+++ Data rows

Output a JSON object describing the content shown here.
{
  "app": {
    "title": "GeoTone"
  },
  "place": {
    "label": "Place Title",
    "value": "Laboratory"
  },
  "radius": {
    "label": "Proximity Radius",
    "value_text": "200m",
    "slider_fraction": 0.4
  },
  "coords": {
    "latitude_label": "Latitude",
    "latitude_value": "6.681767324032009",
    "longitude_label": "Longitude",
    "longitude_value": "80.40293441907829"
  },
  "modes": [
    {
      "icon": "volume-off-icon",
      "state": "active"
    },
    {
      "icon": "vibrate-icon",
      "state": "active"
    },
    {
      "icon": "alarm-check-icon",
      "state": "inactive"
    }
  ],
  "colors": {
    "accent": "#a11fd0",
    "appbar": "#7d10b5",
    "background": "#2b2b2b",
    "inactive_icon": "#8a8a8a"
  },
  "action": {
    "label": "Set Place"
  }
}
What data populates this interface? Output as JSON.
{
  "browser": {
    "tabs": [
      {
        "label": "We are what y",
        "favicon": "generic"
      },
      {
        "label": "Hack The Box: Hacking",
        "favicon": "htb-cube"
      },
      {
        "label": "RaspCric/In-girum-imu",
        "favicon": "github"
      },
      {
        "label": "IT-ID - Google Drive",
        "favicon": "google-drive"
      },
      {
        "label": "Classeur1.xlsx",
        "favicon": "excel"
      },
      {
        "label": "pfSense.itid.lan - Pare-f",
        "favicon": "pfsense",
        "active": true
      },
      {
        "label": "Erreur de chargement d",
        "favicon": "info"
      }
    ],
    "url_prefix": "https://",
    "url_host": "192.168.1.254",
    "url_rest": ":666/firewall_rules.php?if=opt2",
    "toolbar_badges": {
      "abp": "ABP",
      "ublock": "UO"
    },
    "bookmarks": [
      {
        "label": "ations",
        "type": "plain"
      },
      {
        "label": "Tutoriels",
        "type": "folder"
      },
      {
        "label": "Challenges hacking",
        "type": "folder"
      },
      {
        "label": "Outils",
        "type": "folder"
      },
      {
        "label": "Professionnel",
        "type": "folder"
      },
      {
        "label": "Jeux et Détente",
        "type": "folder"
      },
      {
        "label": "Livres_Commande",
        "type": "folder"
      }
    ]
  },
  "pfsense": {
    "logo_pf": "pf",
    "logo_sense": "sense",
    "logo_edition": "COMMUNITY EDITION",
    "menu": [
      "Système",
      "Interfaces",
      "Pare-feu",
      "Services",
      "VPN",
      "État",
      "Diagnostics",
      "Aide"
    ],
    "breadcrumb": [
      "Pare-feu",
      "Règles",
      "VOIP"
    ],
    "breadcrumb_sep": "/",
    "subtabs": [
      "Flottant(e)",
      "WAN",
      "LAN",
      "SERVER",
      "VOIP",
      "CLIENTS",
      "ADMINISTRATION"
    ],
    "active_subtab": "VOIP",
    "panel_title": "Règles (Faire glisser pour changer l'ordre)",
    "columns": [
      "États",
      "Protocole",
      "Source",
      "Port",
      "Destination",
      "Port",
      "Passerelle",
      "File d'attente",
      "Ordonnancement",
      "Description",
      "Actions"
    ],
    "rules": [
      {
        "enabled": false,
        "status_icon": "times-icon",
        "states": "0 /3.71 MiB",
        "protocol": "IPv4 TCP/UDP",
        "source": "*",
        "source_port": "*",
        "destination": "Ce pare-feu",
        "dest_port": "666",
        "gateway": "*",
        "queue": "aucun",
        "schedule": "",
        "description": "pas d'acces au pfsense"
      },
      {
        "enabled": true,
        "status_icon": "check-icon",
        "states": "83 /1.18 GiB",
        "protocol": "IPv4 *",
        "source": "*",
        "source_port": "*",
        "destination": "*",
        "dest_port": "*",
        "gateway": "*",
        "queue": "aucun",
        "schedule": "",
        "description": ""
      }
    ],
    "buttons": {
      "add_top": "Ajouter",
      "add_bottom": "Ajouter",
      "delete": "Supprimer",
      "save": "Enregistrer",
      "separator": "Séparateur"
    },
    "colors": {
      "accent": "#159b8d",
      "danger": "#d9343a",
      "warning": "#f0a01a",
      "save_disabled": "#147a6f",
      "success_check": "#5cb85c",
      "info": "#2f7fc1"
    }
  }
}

++++++

▸ **Request**
Provide only the number of lines in the entries that hold the word "Output".

▸ **Answer to this task**
2